Raw records:
-- Begin --
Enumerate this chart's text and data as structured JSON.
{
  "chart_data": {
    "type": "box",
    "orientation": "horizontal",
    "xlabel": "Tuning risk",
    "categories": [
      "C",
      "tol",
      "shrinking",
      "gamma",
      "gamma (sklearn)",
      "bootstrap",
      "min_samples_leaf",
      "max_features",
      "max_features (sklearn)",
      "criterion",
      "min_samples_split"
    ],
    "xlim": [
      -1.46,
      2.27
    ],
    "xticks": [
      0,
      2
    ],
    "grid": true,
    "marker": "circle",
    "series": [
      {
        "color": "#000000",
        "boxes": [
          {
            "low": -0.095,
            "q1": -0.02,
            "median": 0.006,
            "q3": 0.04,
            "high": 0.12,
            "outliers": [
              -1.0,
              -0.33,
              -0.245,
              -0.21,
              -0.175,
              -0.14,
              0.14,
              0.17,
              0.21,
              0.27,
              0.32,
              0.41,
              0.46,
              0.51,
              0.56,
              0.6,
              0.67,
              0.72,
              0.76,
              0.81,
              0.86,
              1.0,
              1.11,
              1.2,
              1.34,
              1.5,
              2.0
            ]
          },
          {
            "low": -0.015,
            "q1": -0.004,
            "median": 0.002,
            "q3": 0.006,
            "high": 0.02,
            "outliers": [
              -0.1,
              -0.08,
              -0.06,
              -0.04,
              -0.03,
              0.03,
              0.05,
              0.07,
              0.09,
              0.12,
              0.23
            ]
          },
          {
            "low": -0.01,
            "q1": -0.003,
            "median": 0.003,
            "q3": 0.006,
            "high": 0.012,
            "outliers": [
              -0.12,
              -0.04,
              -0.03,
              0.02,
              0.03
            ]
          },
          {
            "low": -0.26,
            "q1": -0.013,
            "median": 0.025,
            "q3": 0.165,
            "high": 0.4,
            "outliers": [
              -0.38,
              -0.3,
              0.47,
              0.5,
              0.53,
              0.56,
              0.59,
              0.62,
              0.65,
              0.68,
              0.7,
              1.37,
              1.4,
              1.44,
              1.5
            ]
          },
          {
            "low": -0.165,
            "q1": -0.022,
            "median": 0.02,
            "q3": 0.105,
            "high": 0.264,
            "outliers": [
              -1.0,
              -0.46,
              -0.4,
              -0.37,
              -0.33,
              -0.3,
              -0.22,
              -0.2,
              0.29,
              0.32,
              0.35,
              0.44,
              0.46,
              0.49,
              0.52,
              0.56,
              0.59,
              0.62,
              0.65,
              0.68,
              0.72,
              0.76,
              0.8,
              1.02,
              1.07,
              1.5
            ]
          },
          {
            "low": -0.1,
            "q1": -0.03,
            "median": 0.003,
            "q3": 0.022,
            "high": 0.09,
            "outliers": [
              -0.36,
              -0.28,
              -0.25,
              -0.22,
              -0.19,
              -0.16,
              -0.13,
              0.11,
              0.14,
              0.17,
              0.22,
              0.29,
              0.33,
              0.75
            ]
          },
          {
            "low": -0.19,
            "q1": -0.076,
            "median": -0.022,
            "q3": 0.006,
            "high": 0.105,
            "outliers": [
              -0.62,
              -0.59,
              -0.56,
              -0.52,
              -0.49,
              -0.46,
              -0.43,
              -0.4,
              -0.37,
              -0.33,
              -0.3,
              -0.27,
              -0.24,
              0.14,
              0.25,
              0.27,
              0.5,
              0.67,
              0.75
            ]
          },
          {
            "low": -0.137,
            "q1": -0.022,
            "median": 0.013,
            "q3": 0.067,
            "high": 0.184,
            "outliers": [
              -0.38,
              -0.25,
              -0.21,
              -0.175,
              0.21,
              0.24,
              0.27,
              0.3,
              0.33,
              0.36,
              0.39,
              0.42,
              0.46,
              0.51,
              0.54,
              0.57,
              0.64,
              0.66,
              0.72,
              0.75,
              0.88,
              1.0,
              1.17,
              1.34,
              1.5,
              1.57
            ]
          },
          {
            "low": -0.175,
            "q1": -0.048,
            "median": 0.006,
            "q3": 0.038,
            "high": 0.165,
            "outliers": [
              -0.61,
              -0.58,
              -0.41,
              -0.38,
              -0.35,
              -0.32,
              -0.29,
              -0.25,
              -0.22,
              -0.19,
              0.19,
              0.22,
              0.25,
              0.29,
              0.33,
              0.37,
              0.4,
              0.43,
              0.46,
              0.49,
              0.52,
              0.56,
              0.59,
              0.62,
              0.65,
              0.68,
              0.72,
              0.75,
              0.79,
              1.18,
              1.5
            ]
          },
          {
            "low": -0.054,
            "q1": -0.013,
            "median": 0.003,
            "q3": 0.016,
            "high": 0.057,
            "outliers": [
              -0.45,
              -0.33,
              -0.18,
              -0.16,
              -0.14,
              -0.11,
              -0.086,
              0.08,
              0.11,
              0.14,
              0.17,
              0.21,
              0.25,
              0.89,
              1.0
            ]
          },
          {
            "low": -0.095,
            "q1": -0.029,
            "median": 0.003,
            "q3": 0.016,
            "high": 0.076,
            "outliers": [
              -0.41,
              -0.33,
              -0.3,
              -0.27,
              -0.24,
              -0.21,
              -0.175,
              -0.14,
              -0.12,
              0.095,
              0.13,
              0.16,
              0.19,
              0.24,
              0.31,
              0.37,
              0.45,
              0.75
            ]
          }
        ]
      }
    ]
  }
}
-- End --
Set problem —
Using the material above, print every entry exactly as written.

Problem solution —
Enumerate this chart's text and data as structured JSON.
{
  "chart_data": {
    "type": "box",
    "orientation": "horizontal",
    "xlabel": "Tuning risk",
    "categories": [
      "C",
      "tol",
      "shrinking",
      "gamma",
      "gamma (sklearn)",
      "bootstrap",
      "min_samples_leaf",
      "max_features",
      "max_features (sklearn)",
      "criterion",
      "min_samples_split"
    ],
    "xlim": [
      -1.46,
      2.27
    ],
    "xticks": [
      0,
      2
    ],
    "grid": true,
    "marker": "circle",
    "series": [
      {
        "color": "#000000",
        "boxes": [
          {
            "low": -0.095,
            "q1": -0.02,
            "median": 0.006,
            "q3": 0.04,
            "high": 0.12,
            "outliers": [
              -1.0,
              -0.33,
              -0.245,
              -0.21,
              -0.175,
              -0.14,
              0.14,
              0.17,
              0.21,
              0.27,
              0.32,
              0.41,
              0.46,
              0.51,
              0.56,
              0.6,
              0.67,
              0.72,
              0.76,
              0.81,
              0.86,
              1.0,
              1.11,
              1.2,
              1.34,
              1.5,
              2.0
            ]
          },
          {
            "low": -0.015,
            "q1": -0.004,
            "median": 0.002,
            "q3": 0.006,
            "high": 0.02,
            "outliers": [
              -0.1,
              -0.08,
              -0.06,
              -0.04,
              -0.03,
              0.03,
              0.05,
              0.07,
              0.09,
              0.12,
              0.23
            ]
          },
          {
            "low": -0.01,
            "q1": -0.003,
            "median": 0.003,
            "q3": 0.006,
            "high": 0.012,
            "outliers": [
              -0.12,
              -0.04,
              -0.03,
              0.02,
              0.03
            ]
          },
          {
            "low": -0.26,
            "q1": -0.013,
            "median": 0.025,
            "q3": 0.165,
            "high": 0.4,
            "outliers": [
              -0.38,
              -0.3,
              0.47,
              0.5,
              0.53,
              0.56,
              0.59,
              0.62,
              0.65,
              0.68,
              0.7,
              1.37,
              1.4,
              1.44,
              1.5
            ]
          },
          {
            "low": -0.165,
            "q1": -0.022,
            "median": 0.02,
            "q3": 0.105,
            "high": 0.264,
            "outliers": [
              -1.0,
              -0.46,
              -0.4,
              -0.37,
              -0.33,
              -0.3,
              -0.22,
              -0.2,
              0.29,
              0.32,
              0.35,
              0.44,
              0.46,
              0.49,
              0.52,
              0.56,
              0.59,
              0.62,
              0.65,
              0.68,
              0.72,
              0.76,
              0.8,
              1.02,
              1.07,
              1.5
            ]
          },
          {
            "low": -0.1,
            "q1": -0.03,
            "median": 0.003,
            "q3": 0.022,
            "high": 0.09,
            "outliers": [
              -0.36,
              -0.28,
              -0.25,
              -0.22,
              -0.19,
              -0.16,
              -0.13,
              0.11,
              0.14,
              0.17,
              0.22,
              0.29,
              0.33,
              0.75
            ]
          },
          {
            "low": -0.19,
            "q1": -0.076,
            "median": -0.022,
            "q3": 0.006,
            "high": 0.105,
            "outliers": [
              -0.62,
              -0.59,
              -0.56,
              -0.52,
              -0.49,
              -0.46,
              -0.43,
              -0.4,
              -0.37,
              -0.33,
              -0.3,
              -0.27,
              -0.24,
              0.14,
              0.25,
              0.27,
              0.5,
              0.67,
              0.75
            ]
          },
          {
            "low": -0.137,
            "q1": -0.022,
            "median": 0.013,
            "q3": 0.067,
            "high": 0.184,
            "outliers": [
              -0.38,
              -0.25,
              -0.21,
              -0.175,
              0.21,
              0.24,
              0.27,
              0.3,
              0.33,
              0.36,
              0.39,
              0.42,
              0.46,
              0.51,
              0.54,
              0.57,
              0.64,
              0.66,
              0.72,
              0.75,
              0.88,
              1.0,
              1.17,
              1.34,
              1.5,
              1.57
            ]
          },
          {
            "low": -0.175,
            "q1": -0.048,
            "median": 0.006,
            "q3": 0.038,
            "high": 0.165,
            "outliers": [
              -0.61,
              -0.58,
              -0.41,
              -0.38,
              -0.35,
              -0.32,
              -0.29,
              -0.25,
              -0.22,
              -0.19,
              0.19,
              0.22,
              0.25,
              0.29,
              0.33,
              0.37,
              0.4,
              0.43,
              0.46,
              0.49,
              0.52,
              0.56,
              0.59,
              0.62,
              0.65,
              0.68,
              0.72,
              0.75,
              0.79,
              1.18,
              1.5
            ]
          },
          {
            "low": -0.054,
            "q1": -0.013,
            "median": 0.003,
            "q3": 0.016,
            "high": 0.057,
            "outliers": [
              -0.45,
              -0.33,
              -0.18,
              -0.16,
              -0.14,
              -0.11,
              -0.086,
              0.08,
              0.11,
              0.14,
              0.17,
              0.21,
              0.25,
              0.89,
              1.0
            ]
          },
          {
            "low": -0.095,
            "q1": -0.029,
            "median": 0.003,
            "q3": 0.016,
            "high": 0.076,
            "outliers": [
              -0.41,
              -0.33,
              -0.3,
              -0.27,
              -0.24,
              -0.21,
              -0.175,
              -0.14,
              -0.12,
              0.095,
              0.13,
              0.16,
              0.19,
              0.24,
              0.31,
              0.37,
              0.45,
              0.75
            ]
          }
        ]
      }
    ]
  }
}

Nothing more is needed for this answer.